Begin RAW RECORDS

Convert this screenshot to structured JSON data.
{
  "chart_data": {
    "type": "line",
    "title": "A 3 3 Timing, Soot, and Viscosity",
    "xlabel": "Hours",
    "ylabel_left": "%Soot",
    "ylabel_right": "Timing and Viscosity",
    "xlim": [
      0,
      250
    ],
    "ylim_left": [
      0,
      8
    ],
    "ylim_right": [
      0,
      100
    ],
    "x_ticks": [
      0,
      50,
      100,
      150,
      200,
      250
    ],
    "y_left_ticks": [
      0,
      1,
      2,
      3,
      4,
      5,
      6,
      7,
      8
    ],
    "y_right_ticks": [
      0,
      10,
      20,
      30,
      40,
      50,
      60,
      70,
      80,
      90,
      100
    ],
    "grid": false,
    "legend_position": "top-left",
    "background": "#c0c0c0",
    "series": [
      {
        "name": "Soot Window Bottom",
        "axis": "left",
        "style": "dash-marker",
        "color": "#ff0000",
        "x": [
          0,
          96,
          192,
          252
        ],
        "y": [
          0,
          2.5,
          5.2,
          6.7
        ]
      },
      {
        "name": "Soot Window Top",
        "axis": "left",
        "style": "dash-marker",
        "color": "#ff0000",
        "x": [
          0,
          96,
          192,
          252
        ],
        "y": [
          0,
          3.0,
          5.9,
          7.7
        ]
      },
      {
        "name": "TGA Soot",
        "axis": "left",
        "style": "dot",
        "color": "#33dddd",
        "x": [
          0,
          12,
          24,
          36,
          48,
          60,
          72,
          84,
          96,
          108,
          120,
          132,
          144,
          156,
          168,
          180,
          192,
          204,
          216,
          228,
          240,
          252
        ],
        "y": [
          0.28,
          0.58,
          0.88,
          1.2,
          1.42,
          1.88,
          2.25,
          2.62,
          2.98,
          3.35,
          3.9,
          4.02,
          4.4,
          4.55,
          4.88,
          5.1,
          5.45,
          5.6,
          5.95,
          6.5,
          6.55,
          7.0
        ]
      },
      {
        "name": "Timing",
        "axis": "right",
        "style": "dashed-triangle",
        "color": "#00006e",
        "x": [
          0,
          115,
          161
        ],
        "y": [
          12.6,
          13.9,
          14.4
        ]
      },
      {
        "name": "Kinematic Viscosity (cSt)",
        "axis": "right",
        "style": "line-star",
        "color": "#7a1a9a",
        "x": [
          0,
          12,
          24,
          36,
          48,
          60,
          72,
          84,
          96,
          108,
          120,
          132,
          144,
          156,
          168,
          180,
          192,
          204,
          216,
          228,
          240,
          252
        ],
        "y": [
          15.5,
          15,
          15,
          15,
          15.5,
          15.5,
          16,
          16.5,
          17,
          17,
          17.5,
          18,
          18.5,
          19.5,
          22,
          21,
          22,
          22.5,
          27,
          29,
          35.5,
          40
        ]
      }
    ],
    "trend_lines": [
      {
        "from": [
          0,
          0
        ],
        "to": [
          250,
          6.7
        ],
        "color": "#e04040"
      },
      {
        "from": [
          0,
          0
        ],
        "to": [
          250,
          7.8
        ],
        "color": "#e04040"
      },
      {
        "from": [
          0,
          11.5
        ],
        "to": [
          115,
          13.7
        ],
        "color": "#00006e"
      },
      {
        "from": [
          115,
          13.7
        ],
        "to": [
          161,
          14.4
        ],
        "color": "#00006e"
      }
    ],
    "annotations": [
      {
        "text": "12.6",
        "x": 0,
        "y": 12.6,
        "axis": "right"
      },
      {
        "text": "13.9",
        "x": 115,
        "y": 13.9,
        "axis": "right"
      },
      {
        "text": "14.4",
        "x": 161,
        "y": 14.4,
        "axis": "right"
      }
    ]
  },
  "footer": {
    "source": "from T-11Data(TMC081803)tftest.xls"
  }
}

End RAW RECORDS

• **GIVEN REQUEST**
Set down every record above exactly as given.

• **RESPONSE**
Convert this screenshot to structured JSON data.
{
  "chart_data": {
    "type": "line",
    "title": "A 3 3 Timing, Soot, and Viscosity",
    "xlabel": "Hours",
    "ylabel_left": "%Soot",
    "ylabel_right": "Timing and Viscosity",
    "xlim": [
      0,
      250
    ],
    "ylim_left": [
      0,
      8
    ],
    "ylim_right": [
      0,
      100
    ],
    "x_ticks": [
      0,
      50,
      100,
      150,
      200,
      250
    ],
    "y_left_ticks": [
      0,
      1,
      2,
      3,
      4,
      5,
      6,
      7,
      8
    ],
    "y_right_ticks": [
      0,
      10,
      20,
      30,
      40,
      50,
      60,
      70,
      80,
      90,
      100
    ],
    "grid": false,
    "legend_position": "top-left",
    "background": "#c0c0c0",
    "series": [
      {
        "name": "Soot Window Bottom",
        "axis": "left",
        "style": "dash-marker",
        "color": "#ff0000",
        "x": [
          0,
          96,
          192,
          252
        ],
        "y": [
          0,
          2.5,
          5.2,
          6.7
        ]
      },
      {
        "name": "Soot Window Top",
        "axis": "left",
        "style": "dash-marker",
        "color": "#ff0000",
        "x": [
          0,
          96,
          192,
          252
        ],
        "y": [
          0,
          3.0,
          5.9,
          7.7
        ]
      },
      {
        "name": "TGA Soot",
        "axis": "left",
        "style": "dot",
        "color": "#33dddd",
        "x": [
          0,
          12,
          24,
          36,
          48,
          60,
          72,
          84,
          96,
          108,
          120,
          132,
          144,
          156,
          168,
          180,
          192,
          204,
          216,
          228,
          240,
          252
        ],
        "y": [
          0.28,
          0.58,
          0.88,
          1.2,
          1.42,
          1.88,
          2.25,
          2.62,
          2.98,
          3.35,
          3.9,
          4.02,
          4.4,
          4.55,
          4.88,
          5.1,
          5.45,
          5.6,
          5.95,
          6.5,
          6.55,
          7.0
        ]
      },
      {
        "name": "Timing",
        "axis": "right",
        "style": "dashed-triangle",
        "color": "#00006e",
        "x": [
          0,
          115,
          161
        ],
        "y": [
          12.6,
          13.9,
          14.4
        ]
      },
      {
        "name": "Kinematic Viscosity (cSt)",
        "axis": "right",
        "style": "line-star",
        "color": "#7a1a9a",
        "x": [
          0,
          12,
          24,
          36,
          48,
          60,
          72,
          84,
          96,
          108,
          120,
          132,
          144,
          156,
          168,
          180,
          192,
          204,
          216,
          228,
          240,
          252
        ],
        "y": [
          15.5,
          15,
          15,
          15,
          15.5,
          15.5,
          16,
          16.5,
          17,
          17,
          17.5,
          18,
          18.5,
          19.5,
          22,
          21,
          22,
          22.5,
          27,
          29,
          35.5,
          40
        ]
      }
    ],
    "trend_lines": [
      {
        "from": [
          0,
          0
        ],
        "to": [
          250,
          6.7
        ],
        "color": "#e04040"
      },
      {
        "from": [
          0,
          0
        ],
        "to": [
          250,
          7.8
        ],
        "color": "#e04040"
      },
      {
        "from": [
          0,
          11.5
        ],
        "to": [
          115,
          13.7
        ],
        "color": "#00006e"
      },
      {
        "from": [
          115,
          13.7
        ],
        "to": [
          161,
          14.4
        ],
        "color": "#00006e"
      }
    ],
    "annotations": [
      {
        "text": "12.6",
        "x": 0,
        "y": 12.6,
        "axis": "right"
      },
      {
        "text": "13.9",
        "x": 115,
        "y": 13.9,
        "axis": "right"
      },
      {
        "text": "14.4",
        "x": 161,
        "y": 14.4,
        "axis": "right"
      }
    ]
  },
  "footer": {
    "source": "from T-11Data(TMC081803)tftest.xls"
  }
}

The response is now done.